-- begin --
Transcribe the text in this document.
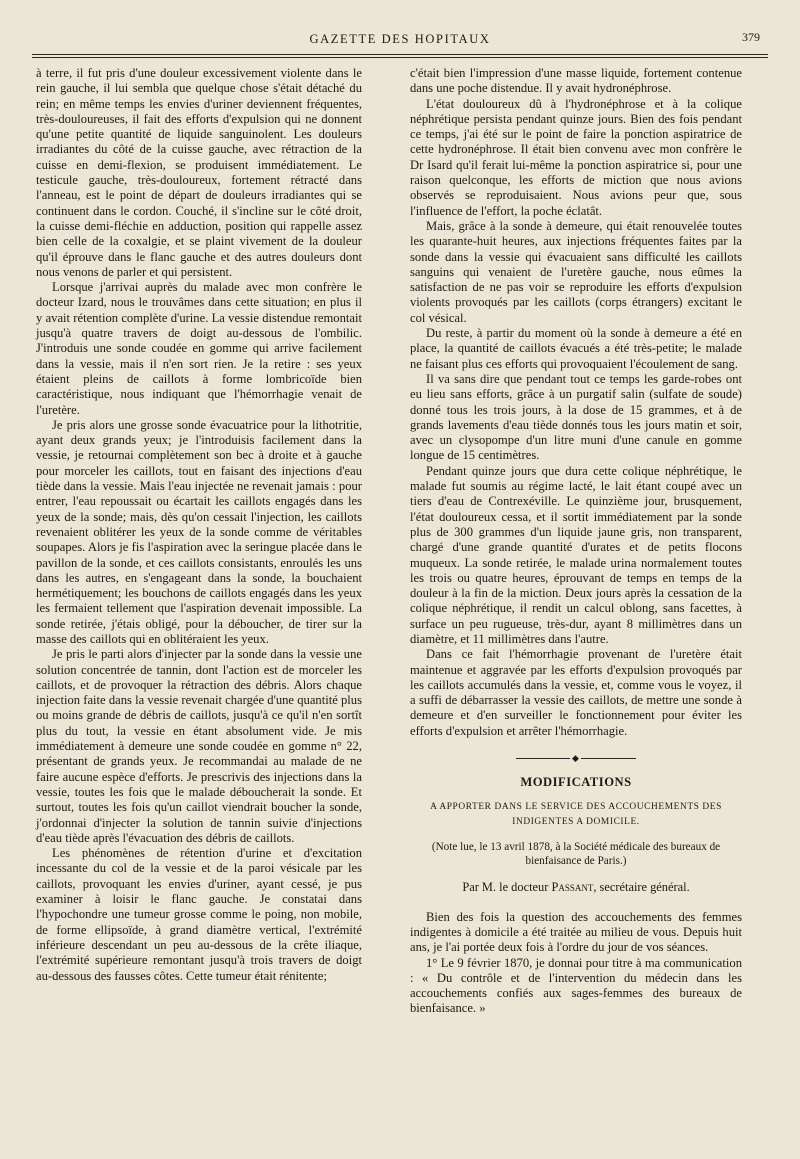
GAZETTE DES HOPITAUX	379

à terre, il fut pris d'une douleur excessivement violente dans le rein gauche, il lui sembla que quelque chose s'était détaché du rein; en même temps les envies d'uriner deviennent fréquentes, très-douloureuses, il fait des efforts d'expulsion qui ne donnent qu'une petite quantité de liquide sanguinolent. Les douleurs irradiantes du côté de la cuisse gauche, avec rétraction de la cuisse en demi-flexion, se produisent immédiatement. Le testicule gauche, très-douloureux, fortement rétracté dans l'anneau, est le point de départ de douleurs irradiantes qui se continuent dans le cordon. Couché, il s'incline sur le côté droit, la cuisse demi-fléchie en adduction, position qui rappelle assez bien celle de la coxalgie, et se plaint vivement de la douleur qu'il éprouve dans le flanc gauche et des autres douleurs dont nous venons de parler et qui persistent.

Lorsque j'arrivai auprès du malade avec mon confrère le docteur Izard, nous le trouvâmes dans cette situation; en plus il y avait rétention complète d'urine. La vessie distendue remontait jusqu'à quatre travers de doigt au-dessous de l'ombilic. J'introduis une sonde coudée en gomme qui arrive facilement dans la vessie, mais il n'en sort rien. Je la retire : ses yeux étaient pleins de caillots à forme lombricoïde bien caractéristique, nous indiquant que l'hémorrhagie venait de l'uretère.

Je pris alors une grosse sonde évacuatrice pour la lithotritie, ayant deux grands yeux; je l'introduisis facilement dans la vessie, je retournai complètement son bec à droite et à gauche pour morceler les caillots, tout en faisant des injections d'eau tiède dans la vessie. Mais l'eau injectée ne revenait jamais : pour entrer, l'eau repoussait ou écartait les caillots engagés dans les yeux de la sonde; mais, dès qu'on cessait l'injection, les caillots revenaient oblitérer les yeux de la sonde comme de véritables soupapes. Alors je fis l'aspiration avec la seringue placée dans le pavillon de la sonde, et ces caillots consistants, enroulés les uns dans les autres, en s'engageant dans la sonde, la bouchaient hermétiquement; les bouchons de caillots engagés dans les yeux les fermaient tellement que l'aspiration devenait impossible. La sonde retirée, j'étais obligé, pour la déboucher, de tirer sur la masse des caillots qui en oblitéraient les yeux.

Je pris le parti alors d'injecter par la sonde dans la vessie une solution concentrée de tannin, dont l'action est de morceler les caillots, et de provoquer la rétraction des débris. Alors chaque injection faite dans la vessie revenait chargée d'une quantité plus ou moins grande de débris de caillots, jusqu'à ce qu'il n'en sortît plus du tout, la vessie en étant absolument vide. Je mis immédiatement à demeure une sonde coudée en gomme n° 22, présentant de grands yeux. Je recommandai au malade de ne faire aucune espèce d'efforts. Je prescrivis des injections dans la vessie, toutes les fois que le malade déboucherait la sonde. Et surtout, toutes les fois qu'un caillot viendrait boucher la sonde, j'ordonnai d'injecter la solution de tannin suivie d'injections d'eau tiède après l'évacuation des débris de caillots.

Les phénomènes de rétention d'urine et d'excitation incessante du col de la vessie et de la paroi vésicale par les caillots, provoquant les envies d'uriner, ayant cessé, je pus examiner à loisir le flanc gauche. Je constatai dans l'hypochondre une tumeur grosse comme le poing, non mobile, de forme ellipsoïde, à grand diamètre vertical, l'extrémité inférieure descendant un peu au-dessous de la crête iliaque, l'extrémité supérieure remontant jusqu'à trois travers de doigt au-dessous des fausses côtes. Cette tumeur était rénitente;

c'était bien l'impression d'une masse liquide, fortement contenue dans une poche distendue. Il y avait hydronéphrose.

L'état douloureux dû à l'hydronéphrose et à la colique néphrétique persista pendant quinze jours. Bien des fois pendant ce temps, j'ai été sur le point de faire la ponction aspiratrice de cette hydronéphrose. Il était bien convenu avec mon confrère le Dr Isard qu'il ferait lui-même la ponction aspiratrice si, pour une raison quelconque, les efforts de miction que nous avions observés se reproduisaient. Nous avions peur que, sous l'influence de l'effort, la poche éclatât.

Mais, grâce à la sonde à demeure, qui était renouvelée toutes les quarante-huit heures, aux injections fréquentes faites par la sonde dans la vessie qui évacuaient sans difficulté les caillots sanguins qui venaient de l'uretère gauche, nous eûmes la satisfaction de ne pas voir se reproduire les efforts d'expulsion violents provoqués par les caillots (corps étrangers) excitant le col vésical.

Du reste, à partir du moment où la sonde à demeure a été en place, la quantité de caillots évacués a été très-petite; le malade ne faisant plus ces efforts qui provoquaient l'écoulement de sang.

Il va sans dire que pendant tout ce temps les garde-robes ont eu lieu sans efforts, grâce à un purgatif salin (sulfate de soude) donné tous les trois jours, à la dose de 15 grammes, et à de grands lavements d'eau tiède donnés tous les jours matin et soir, avec un clysopompe d'un litre muni d'une canule en gomme longue de 15 centimètres.

Pendant quinze jours que dura cette colique néphrétique, le malade fut soumis au régime lacté, le lait étant coupé avec un tiers d'eau de Contrexéville. Le quinzième jour, brusquement, l'état douloureux cessa, et il sortit immédiatement par la sonde plus de 300 grammes d'un liquide jaune gris, non transparent, chargé d'une grande quantité d'urates et de petits flocons muqueux. La sonde retirée, le malade urina normalement toutes les trois ou quatre heures, éprouvant de temps en temps de la douleur à la fin de la miction. Deux jours après la cessation de la colique néphrétique, il rendit un calcul oblong, sans facettes, à surface un peu rugueuse, très-dur, ayant 8 millimètres dans un diamètre, et 11 millimètres dans l'autre.

Dans ce fait l'hémorrhagie provenant de l'uretère était maintenue et aggravée par les efforts d'expulsion provoqués par les caillots accumulés dans la vessie, et, comme vous le voyez, il a suffi de débarrasser la vessie des caillots, de mettre une sonde à demeure et d'en surveiller le fonctionnement pour éviter les efforts d'expulsion et arrêter l'hémorrhagie.

◆
MODIFICATIONS
A APPORTER DANS LE SERVICE DES ACCOUCHEMENTS DES INDIGENTES A DOMICILE.
(Note lue, le 13 avril 1878, à la Société médicale des bureaux de bienfaisance de Paris.)
Par M. le docteur Passant, secrétaire général.

Bien des fois la question des accouchements des femmes indigentes à domicile a été traitée au milieu de vous. Depuis huit ans, je l'ai portée deux fois à l'ordre du jour de vos séances.

1° Le 9 février 1870, je donnai pour titre à ma communication : « Du contrôle et de l'intervention du médecin dans les accouchements confiés aux sages-femmes des bureaux de bienfaisance. »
-- end --
Quote each record exactly as it stands, minus the pictures.

Transcribe the text in this document.
GAZETTE DES HOPITAUX	379

à terre, il fut pris d'une douleur excessivement violente dans le rein gauche, il lui sembla que quelque chose s'était détaché du rein; en même temps les envies d'uriner deviennent fréquentes, très-douloureuses, il fait des efforts d'expulsion qui ne donnent qu'une petite quantité de liquide sanguinolent. Les douleurs irradiantes du côté de la cuisse gauche, avec rétraction de la cuisse en demi-flexion, se produisent immédiatement. Le testicule gauche, très-douloureux, fortement rétracté dans l'anneau, est le point de départ de douleurs irradiantes qui se continuent dans le cordon. Couché, il s'incline sur le côté droit, la cuisse demi-fléchie en adduction, position qui rappelle assez bien celle de la coxalgie, et se plaint vivement de la douleur qu'il éprouve dans le flanc gauche et des autres douleurs dont nous venons de parler et qui persistent.

Lorsque j'arrivai auprès du malade avec mon confrère le docteur Izard, nous le trouvâmes dans cette situation; en plus il y avait rétention complète d'urine. La vessie distendue remontait jusqu'à quatre travers de doigt au-dessous de l'ombilic. J'introduis une sonde coudée en gomme qui arrive facilement dans la vessie, mais il n'en sort rien. Je la retire : ses yeux étaient pleins de caillots à forme lombricoïde bien caractéristique, nous indiquant que l'hémorrhagie venait de l'uretère.

Je pris alors une grosse sonde évacuatrice pour la lithotritie, ayant deux grands yeux; je l'introduisis facilement dans la vessie, je retournai complètement son bec à droite et à gauche pour morceler les caillots, tout en faisant des injections d'eau tiède dans la vessie. Mais l'eau injectée ne revenait jamais : pour entrer, l'eau repoussait ou écartait les caillots engagés dans les yeux de la sonde; mais, dès qu'on cessait l'injection, les caillots revenaient oblitérer les yeux de la sonde comme de véritables soupapes. Alors je fis l'aspiration avec la seringue placée dans le pavillon de la sonde, et ces caillots consistants, enroulés les uns dans les autres, en s'engageant dans la sonde, la bouchaient hermétiquement; les bouchons de caillots engagés dans les yeux les fermaient tellement que l'aspiration devenait impossible. La sonde retirée, j'étais obligé, pour la déboucher, de tirer sur la masse des caillots qui en oblitéraient les yeux.

Je pris le parti alors d'injecter par la sonde dans la vessie une solution concentrée de tannin, dont l'action est de morceler les caillots, et de provoquer la rétraction des débris. Alors chaque injection faite dans la vessie revenait chargée d'une quantité plus ou moins grande de débris de caillots, jusqu'à ce qu'il n'en sortît plus du tout, la vessie en étant absolument vide. Je mis immédiatement à demeure une sonde coudée en gomme n° 22, présentant de grands yeux. Je recommandai au malade de ne faire aucune espèce d'efforts. Je prescrivis des injections dans la vessie, toutes les fois que le malade déboucherait la sonde. Et surtout, toutes les fois qu'un caillot viendrait boucher la sonde, j'ordonnai d'injecter la solution de tannin suivie d'injections d'eau tiède après l'évacuation des débris de caillots.

Les phénomènes de rétention d'urine et d'excitation incessante du col de la vessie et de la paroi vésicale par les caillots, provoquant les envies d'uriner, ayant cessé, je pus examiner à loisir le flanc gauche. Je constatai dans l'hypochondre une tumeur grosse comme le poing, non mobile, de forme ellipsoïde, à grand diamètre vertical, l'extrémité inférieure descendant un peu au-dessous de la crête iliaque, l'extrémité supérieure remontant jusqu'à trois travers de doigt au-dessous des fausses côtes. Cette tumeur était rénitente;

c'était bien l'impression d'une masse liquide, fortement contenue dans une poche distendue. Il y avait hydronéphrose.

L'état douloureux dû à l'hydronéphrose et à la colique néphrétique persista pendant quinze jours. Bien des fois pendant ce temps, j'ai été sur le point de faire la ponction aspiratrice de cette hydronéphrose. Il était bien convenu avec mon confrère le Dr Isard qu'il ferait lui-même la ponction aspiratrice si, pour une raison quelconque, les efforts de miction que nous avions observés se reproduisaient. Nous avions peur que, sous l'influence de l'effort, la poche éclatât.

Mais, grâce à la sonde à demeure, qui était renouvelée toutes les quarante-huit heures, aux injections fréquentes faites par la sonde dans la vessie qui évacuaient sans difficulté les caillots sanguins qui venaient de l'uretère gauche, nous eûmes la satisfaction de ne pas voir se reproduire les efforts d'expulsion violents provoqués par les caillots (corps étrangers) excitant le col vésical.

Du reste, à partir du moment où la sonde à demeure a été en place, la quantité de caillots évacués a été très-petite; le malade ne faisant plus ces efforts qui provoquaient l'écoulement de sang.

Il va sans dire que pendant tout ce temps les garde-robes ont eu lieu sans efforts, grâce à un purgatif salin (sulfate de soude) donné tous les trois jours, à la dose de 15 grammes, et à de grands lavements d'eau tiède donnés tous les jours matin et soir, avec un clysopompe d'un litre muni d'une canule en gomme longue de 15 centimètres.

Pendant quinze jours que dura cette colique néphrétique, le malade fut soumis au régime lacté, le lait étant coupé avec un tiers d'eau de Contrexéville. Le quinzième jour, brusquement, l'état douloureux cessa, et il sortit immédiatement par la sonde plus de 300 grammes d'un liquide jaune gris, non transparent, chargé d'une grande quantité d'urates et de petits flocons muqueux. La sonde retirée, le malade urina normalement toutes les trois ou quatre heures, éprouvant de temps en temps de la douleur à la fin de la miction. Deux jours après la cessation de la colique néphrétique, il rendit un calcul oblong, sans facettes, à surface un peu rugueuse, très-dur, ayant 8 millimètres dans un diamètre, et 11 millimètres dans l'autre.

Dans ce fait l'hémorrhagie provenant de l'uretère était maintenue et aggravée par les efforts d'expulsion provoqués par les caillots accumulés dans la vessie, et, comme vous le voyez, il a suffi de débarrasser la vessie des caillots, de mettre une sonde à demeure et d'en surveiller le fonctionnement pour éviter les efforts d'expulsion et arrêter l'hémorrhagie.

◆
MODIFICATIONS
A APPORTER DANS LE SERVICE DES ACCOUCHEMENTS DES INDIGENTES A DOMICILE.
(Note lue, le 13 avril 1878, à la Société médicale des bureaux de bienfaisance de Paris.)
Par M. le docteur Passant, secrétaire général.

Bien des fois la question des accouchements des femmes indigentes à domicile a été traitée au milieu de vous. Depuis huit ans, je l'ai portée deux fois à l'ordre du jour de vos séances.

1° Le 9 février 1870, je donnai pour titre à ma communication : « Du contrôle et de l'intervention du médecin dans les accouchements confiés aux sages-femmes des bureaux de bienfaisance. »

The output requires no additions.